* _Task to carry out_
Give the data a second time, exactly and in full.

★ ★ ★

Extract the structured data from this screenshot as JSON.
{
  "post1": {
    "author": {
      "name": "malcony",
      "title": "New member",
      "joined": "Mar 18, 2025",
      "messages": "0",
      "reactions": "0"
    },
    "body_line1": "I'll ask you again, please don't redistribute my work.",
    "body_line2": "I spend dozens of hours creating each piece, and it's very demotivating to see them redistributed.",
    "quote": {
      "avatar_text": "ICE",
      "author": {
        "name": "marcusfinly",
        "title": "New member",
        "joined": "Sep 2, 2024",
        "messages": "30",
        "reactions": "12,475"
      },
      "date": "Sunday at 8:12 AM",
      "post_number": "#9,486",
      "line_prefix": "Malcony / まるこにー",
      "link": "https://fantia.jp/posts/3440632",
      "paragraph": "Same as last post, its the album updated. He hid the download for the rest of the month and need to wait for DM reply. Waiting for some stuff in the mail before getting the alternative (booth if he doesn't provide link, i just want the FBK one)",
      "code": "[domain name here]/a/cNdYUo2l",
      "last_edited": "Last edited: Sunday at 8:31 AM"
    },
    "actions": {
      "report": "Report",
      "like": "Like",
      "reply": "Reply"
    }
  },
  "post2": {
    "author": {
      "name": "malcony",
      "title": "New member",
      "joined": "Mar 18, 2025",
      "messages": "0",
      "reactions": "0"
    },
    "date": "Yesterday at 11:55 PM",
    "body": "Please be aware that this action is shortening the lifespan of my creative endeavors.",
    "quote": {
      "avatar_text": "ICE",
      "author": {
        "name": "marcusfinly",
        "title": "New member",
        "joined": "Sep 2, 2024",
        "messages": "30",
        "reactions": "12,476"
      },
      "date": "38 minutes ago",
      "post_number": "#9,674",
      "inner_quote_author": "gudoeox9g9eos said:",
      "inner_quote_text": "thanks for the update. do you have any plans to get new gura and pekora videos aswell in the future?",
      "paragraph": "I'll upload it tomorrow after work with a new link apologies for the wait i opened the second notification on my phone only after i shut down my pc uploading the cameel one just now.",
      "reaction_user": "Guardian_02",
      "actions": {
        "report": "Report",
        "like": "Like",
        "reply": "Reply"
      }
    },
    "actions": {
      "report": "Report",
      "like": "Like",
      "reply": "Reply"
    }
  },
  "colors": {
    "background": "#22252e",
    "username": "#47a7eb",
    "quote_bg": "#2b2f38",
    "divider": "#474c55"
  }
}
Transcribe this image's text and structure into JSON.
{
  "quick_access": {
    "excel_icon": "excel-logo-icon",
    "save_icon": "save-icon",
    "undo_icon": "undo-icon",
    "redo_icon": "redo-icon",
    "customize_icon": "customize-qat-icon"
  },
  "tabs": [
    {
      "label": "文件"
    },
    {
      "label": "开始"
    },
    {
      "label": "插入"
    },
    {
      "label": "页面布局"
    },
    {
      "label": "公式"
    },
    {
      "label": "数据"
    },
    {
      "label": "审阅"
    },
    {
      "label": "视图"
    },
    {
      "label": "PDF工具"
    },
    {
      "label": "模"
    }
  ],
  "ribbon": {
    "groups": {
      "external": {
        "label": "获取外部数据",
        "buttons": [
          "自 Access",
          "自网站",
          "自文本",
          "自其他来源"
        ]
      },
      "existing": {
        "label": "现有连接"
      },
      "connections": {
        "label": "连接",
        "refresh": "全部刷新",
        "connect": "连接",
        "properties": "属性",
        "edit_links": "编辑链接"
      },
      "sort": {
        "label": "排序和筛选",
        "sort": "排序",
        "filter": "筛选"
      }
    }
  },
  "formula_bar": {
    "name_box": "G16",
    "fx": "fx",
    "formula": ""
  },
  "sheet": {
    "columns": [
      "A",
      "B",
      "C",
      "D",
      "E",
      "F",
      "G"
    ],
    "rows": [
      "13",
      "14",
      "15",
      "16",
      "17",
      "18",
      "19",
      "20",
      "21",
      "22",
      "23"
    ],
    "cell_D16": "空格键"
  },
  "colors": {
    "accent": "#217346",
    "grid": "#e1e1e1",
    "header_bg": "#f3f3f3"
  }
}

★ ★ ★

* _Output of the task_
Extract the structured data from this screenshot as JSON.
{
  "post1": {
    "author": {
      "name": "malcony",
      "title": "New member",
      "joined": "Mar 18, 2025",
      "messages": "0",
      "reactions": "0"
    },
    "body_line1": "I'll ask you again, please don't redistribute my work.",
    "body_line2": "I spend dozens of hours creating each piece, and it's very demotivating to see them redistributed.",
    "quote": {
      "avatar_text": "ICE",
      "author": {
        "name": "marcusfinly",
        "title": "New member",
        "joined": "Sep 2, 2024",
        "messages": "30",
        "reactions": "12,475"
      },
      "date": "Sunday at 8:12 AM",
      "post_number": "#9,486",
      "line_prefix": "Malcony / まるこにー",
      "link": "https://fantia.jp/posts/3440632",
      "paragraph": "Same as last post, its the album updated. He hid the download for the rest of the month and need to wait for DM reply. Waiting for some stuff in the mail before getting the alternative (booth if he doesn't provide link, i just want the FBK one)",
      "code": "[domain name here]/a/cNdYUo2l",
      "last_edited": "Last edited: Sunday at 8:31 AM"
    },
    "actions": {
      "report": "Report",
      "like": "Like",
      "reply": "Reply"
    }
  },
  "post2": {
    "author": {
      "name": "malcony",
      "title": "New member",
      "joined": "Mar 18, 2025",
      "messages": "0",
      "reactions": "0"
    },
    "date": "Yesterday at 11:55 PM",
    "body": "Please be aware that this action is shortening the lifespan of my creative endeavors.",
    "quote": {
      "avatar_text": "ICE",
      "author": {
        "name": "marcusfinly",
        "title": "New member",
        "joined": "Sep 2, 2024",
        "messages": "30",
        "reactions": "12,476"
      },
      "date": "38 minutes ago",
      "post_number": "#9,674",
      "inner_quote_author": "gudoeox9g9eos said:",
      "inner_quote_text": "thanks for the update. do you have any plans to get new gura and pekora videos aswell in the future?",
      "paragraph": "I'll upload it tomorrow after work with a new link apologies for the wait i opened the second notification on my phone only after i shut down my pc uploading the cameel one just now.",
      "reaction_user": "Guardian_02",
      "actions": {
        "report": "Report",
        "like": "Like",
        "reply": "Reply"
      }
    },
    "actions": {
      "report": "Report",
      "like": "Like",
      "reply": "Reply"
    }
  },
  "colors": {
    "background": "#22252e",
    "username": "#47a7eb",
    "quote_bg": "#2b2f38",
    "divider": "#474c55"
  }
}
Transcribe this image's text and structure into JSON.
{
  "quick_access": {
    "excel_icon": "excel-logo-icon",
    "save_icon": "save-icon",
    "undo_icon": "undo-icon",
    "redo_icon": "redo-icon",
    "customize_icon": "customize-qat-icon"
  },
  "tabs": [
    {
      "label": "文件"
    },
    {
      "label": "开始"
    },
    {
      "label": "插入"
    },
    {
      "label": "页面布局"
    },
    {
      "label": "公式"
    },
    {
      "label": "数据"
    },
    {
      "label": "审阅"
    },
    {
      "label": "视图"
    },
    {
      "label": "PDF工具"
    },
    {
      "label": "模"
    }
  ],
  "ribbon": {
    "groups": {
      "external": {
        "label": "获取外部数据",
        "buttons": [
          "自 Access",
          "自网站",
          "自文本",
          "自其他来源"
        ]
      },
      "existing": {
        "label": "现有连接"
      },
      "connections": {
        "label": "连接",
        "refresh": "全部刷新",
        "connect": "连接",
        "properties": "属性",
        "edit_links": "编辑链接"
      },
      "sort": {
        "label": "排序和筛选",
        "sort": "排序",
        "filter": "筛选"
      }
    }
  },
  "formula_bar": {
    "name_box": "G16",
    "fx": "fx",
    "formula": ""
  },
  "sheet": {
    "columns": [
      "A",
      "B",
      "C",
      "D",
      "E",
      "F",
      "G"
    ],
    "rows": [
      "13",
      "14",
      "15",
      "16",
      "17",
      "18",
      "19",
      "20",
      "21",
      "22",
      "23"
    ],
    "cell_D16": "空格键"
  },
  "colors": {
    "accent": "#217346",
    "grid": "#e1e1e1",
    "header_bg": "#f3f3f3"
  }
}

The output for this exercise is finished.